Collected data

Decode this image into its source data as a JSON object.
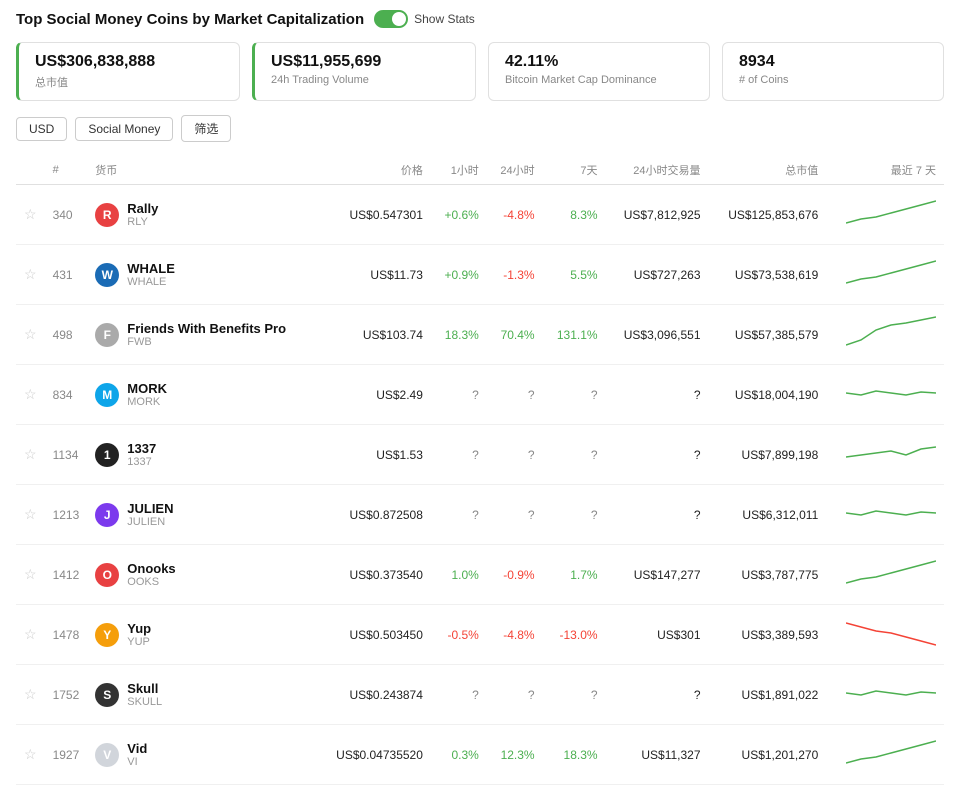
{
  "header": {
    "title": "Top Social Money Coins by Market Capitalization",
    "show_stats_label": "Show Stats"
  },
  "stats": [
    {
      "value": "US$306,838,888",
      "label": "总市值",
      "accent": true
    },
    {
      "value": "US$11,955,699",
      "label": "24h Trading Volume",
      "accent": true
    },
    {
      "value": "42.11%",
      "label": "Bitcoin Market Cap Dominance",
      "accent": false
    },
    {
      "value": "8934",
      "label": "# of Coins",
      "accent": false
    }
  ],
  "filters": [
    "USD",
    "Social Money",
    "筛选"
  ],
  "table": {
    "columns": [
      "#",
      "货币",
      "",
      "价格",
      "1小时",
      "24小时",
      "7天",
      "24小时交易量",
      "总市值",
      "最近 7 天"
    ],
    "rows": [
      {
        "rank": "340",
        "name": "Rally",
        "symbol": "RLY",
        "icon_color": "#e84142",
        "icon_text": "R",
        "price": "US$0.547301",
        "h1": "+0.6%",
        "h1_class": "pos",
        "h24": "-4.8%",
        "h24_class": "neg",
        "d7": "8.3%",
        "d7_class": "pos",
        "vol24": "US$7,812,925",
        "mcap": "US$125,853,676",
        "spark": "up"
      },
      {
        "rank": "431",
        "name": "WHALE",
        "symbol": "WHALE",
        "icon_color": "#1a6bb5",
        "icon_text": "W",
        "price": "US$11.73",
        "h1": "+0.9%",
        "h1_class": "pos",
        "h24": "-1.3%",
        "h24_class": "neg",
        "d7": "5.5%",
        "d7_class": "pos",
        "vol24": "US$727,263",
        "mcap": "US$73,538,619",
        "spark": "up"
      },
      {
        "rank": "498",
        "name": "Friends With Benefits Pro",
        "symbol": "FWB",
        "icon_color": "#aaa",
        "icon_text": "F",
        "price": "US$103.74",
        "h1": "18.3%",
        "h1_class": "pos",
        "h24": "70.4%",
        "h24_class": "pos",
        "d7": "131.1%",
        "d7_class": "pos",
        "vol24": "US$3,096,551",
        "mcap": "US$57,385,579",
        "spark": "up_high"
      },
      {
        "rank": "834",
        "name": "MORK",
        "symbol": "MORK",
        "icon_color": "#0ea5e9",
        "icon_text": "M",
        "price": "US$2.49",
        "h1": "?",
        "h1_class": "neutral",
        "h24": "?",
        "h24_class": "neutral",
        "d7": "?",
        "d7_class": "neutral",
        "vol24": "?",
        "mcap": "US$18,004,190",
        "spark": "flat"
      },
      {
        "rank": "1134",
        "name": "1337",
        "symbol": "1337",
        "icon_color": "#222",
        "icon_text": "1",
        "price": "US$1.53",
        "h1": "?",
        "h1_class": "neutral",
        "h24": "?",
        "h24_class": "neutral",
        "d7": "?",
        "d7_class": "neutral",
        "vol24": "?",
        "mcap": "US$7,899,198",
        "spark": "up_slight"
      },
      {
        "rank": "1213",
        "name": "JULIEN",
        "symbol": "JULIEN",
        "icon_color": "#7c3aed",
        "icon_text": "J",
        "price": "US$0.872508",
        "h1": "?",
        "h1_class": "neutral",
        "h24": "?",
        "h24_class": "neutral",
        "d7": "?",
        "d7_class": "neutral",
        "vol24": "?",
        "mcap": "US$6,312,011",
        "spark": "flat"
      },
      {
        "rank": "1412",
        "name": "Onooks",
        "symbol": "OOKS",
        "icon_color": "#e84142",
        "icon_text": "O",
        "price": "US$0.373540",
        "h1": "1.0%",
        "h1_class": "pos",
        "h24": "-0.9%",
        "h24_class": "neg",
        "d7": "1.7%",
        "d7_class": "pos",
        "vol24": "US$147,277",
        "mcap": "US$3,787,775",
        "spark": "up"
      },
      {
        "rank": "1478",
        "name": "Yup",
        "symbol": "YUP",
        "icon_color": "#f59e0b",
        "icon_text": "Y",
        "price": "US$0.503450",
        "h1": "-0.5%",
        "h1_class": "neg",
        "h24": "-4.8%",
        "h24_class": "neg",
        "d7": "-13.0%",
        "d7_class": "neg",
        "vol24": "US$301",
        "mcap": "US$3,389,593",
        "spark": "down"
      },
      {
        "rank": "1752",
        "name": "Skull",
        "symbol": "SKULL",
        "icon_color": "#333",
        "icon_text": "S",
        "price": "US$0.243874",
        "h1": "?",
        "h1_class": "neutral",
        "h24": "?",
        "h24_class": "neutral",
        "d7": "?",
        "d7_class": "neutral",
        "vol24": "?",
        "mcap": "US$1,891,022",
        "spark": "flat"
      },
      {
        "rank": "1927",
        "name": "Vid",
        "symbol": "VI",
        "icon_color": "#d1d5db",
        "icon_text": "V",
        "price": "US$0.04735520",
        "h1": "0.3%",
        "h1_class": "pos",
        "h24": "12.3%",
        "h24_class": "pos",
        "d7": "18.3%",
        "d7_class": "pos",
        "vol24": "US$11,327",
        "mcap": "US$1,201,270",
        "spark": "up"
      }
    ]
  }
}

> _SHORT TASK_
Above are records with pictures; repeat the records exactly and leave the pictures out.

> _REPLY TO THE TASK_
Decode this image into its source data as a JSON object.
{
  "header": {
    "title": "Top Social Money Coins by Market Capitalization",
    "show_stats_label": "Show Stats"
  },
  "stats": [
    {
      "value": "US$306,838,888",
      "label": "总市值",
      "accent": true
    },
    {
      "value": "US$11,955,699",
      "label": "24h Trading Volume",
      "accent": true
    },
    {
      "value": "42.11%",
      "label": "Bitcoin Market Cap Dominance",
      "accent": false
    },
    {
      "value": "8934",
      "label": "# of Coins",
      "accent": false
    }
  ],
  "filters": [
    "USD",
    "Social Money",
    "筛选"
  ],
  "table": {
    "columns": [
      "#",
      "货币",
      "",
      "价格",
      "1小时",
      "24小时",
      "7天",
      "24小时交易量",
      "总市值",
      "最近 7 天"
    ],
    "rows": [
      {
        "rank": "340",
        "name": "Rally",
        "symbol": "RLY",
        "icon_color": "#e84142",
        "icon_text": "R",
        "price": "US$0.547301",
        "h1": "+0.6%",
        "h1_class": "pos",
        "h24": "-4.8%",
        "h24_class": "neg",
        "d7": "8.3%",
        "d7_class": "pos",
        "vol24": "US$7,812,925",
        "mcap": "US$125,853,676",
        "spark": "up"
      },
      {
        "rank": "431",
        "name": "WHALE",
        "symbol": "WHALE",
        "icon_color": "#1a6bb5",
        "icon_text": "W",
        "price": "US$11.73",
        "h1": "+0.9%",
        "h1_class": "pos",
        "h24": "-1.3%",
        "h24_class": "neg",
        "d7": "5.5%",
        "d7_class": "pos",
        "vol24": "US$727,263",
        "mcap": "US$73,538,619",
        "spark": "up"
      },
      {
        "rank": "498",
        "name": "Friends With Benefits Pro",
        "symbol": "FWB",
        "icon_color": "#aaa",
        "icon_text": "F",
        "price": "US$103.74",
        "h1": "18.3%",
        "h1_class": "pos",
        "h24": "70.4%",
        "h24_class": "pos",
        "d7": "131.1%",
        "d7_class": "pos",
        "vol24": "US$3,096,551",
        "mcap": "US$57,385,579",
        "spark": "up_high"
      },
      {
        "rank": "834",
        "name": "MORK",
        "symbol": "MORK",
        "icon_color": "#0ea5e9",
        "icon_text": "M",
        "price": "US$2.49",
        "h1": "?",
        "h1_class": "neutral",
        "h24": "?",
        "h24_class": "neutral",
        "d7": "?",
        "d7_class": "neutral",
        "vol24": "?",
        "mcap": "US$18,004,190",
        "spark": "flat"
      },
      {
        "rank": "1134",
        "name": "1337",
        "symbol": "1337",
        "icon_color": "#222",
        "icon_text": "1",
        "price": "US$1.53",
        "h1": "?",
        "h1_class": "neutral",
        "h24": "?",
        "h24_class": "neutral",
        "d7": "?",
        "d7_class": "neutral",
        "vol24": "?",
        "mcap": "US$7,899,198",
        "spark": "up_slight"
      },
      {
        "rank": "1213",
        "name": "JULIEN",
        "symbol": "JULIEN",
        "icon_color": "#7c3aed",
        "icon_text": "J",
        "price": "US$0.872508",
        "h1": "?",
        "h1_class": "neutral",
        "h24": "?",
        "h24_class": "neutral",
        "d7": "?",
        "d7_class": "neutral",
        "vol24": "?",
        "mcap": "US$6,312,011",
        "spark": "flat"
      },
      {
        "rank": "1412",
        "name": "Onooks",
        "symbol": "OOKS",
        "icon_color": "#e84142",
        "icon_text": "O",
        "price": "US$0.373540",
        "h1": "1.0%",
        "h1_class": "pos",
        "h24": "-0.9%",
        "h24_class": "neg",
        "d7": "1.7%",
        "d7_class": "pos",
        "vol24": "US$147,277",
        "mcap": "US$3,787,775",
        "spark": "up"
      },
      {
        "rank": "1478",
        "name": "Yup",
        "symbol": "YUP",
        "icon_color": "#f59e0b",
        "icon_text": "Y",
        "price": "US$0.503450",
        "h1": "-0.5%",
        "h1_class": "neg",
        "h24": "-4.8%",
        "h24_class": "neg",
        "d7": "-13.0%",
        "d7_class": "neg",
        "vol24": "US$301",
        "mcap": "US$3,389,593",
        "spark": "down"
      },
      {
        "rank": "1752",
        "name": "Skull",
        "symbol": "SKULL",
        "icon_color": "#333",
        "icon_text": "S",
        "price": "US$0.243874",
        "h1": "?",
        "h1_class": "neutral",
        "h24": "?",
        "h24_class": "neutral",
        "d7": "?",
        "d7_class": "neutral",
        "vol24": "?",
        "mcap": "US$1,891,022",
        "spark": "flat"
      },
      {
        "rank": "1927",
        "name": "Vid",
        "symbol": "VI",
        "icon_color": "#d1d5db",
        "icon_text": "V",
        "price": "US$0.04735520",
        "h1": "0.3%",
        "h1_class": "pos",
        "h24": "12.3%",
        "h24_class": "pos",
        "d7": "18.3%",
        "d7_class": "pos",
        "vol24": "US$11,327",
        "mcap": "US$1,201,270",
        "spark": "up"
      }
    ]
  }
}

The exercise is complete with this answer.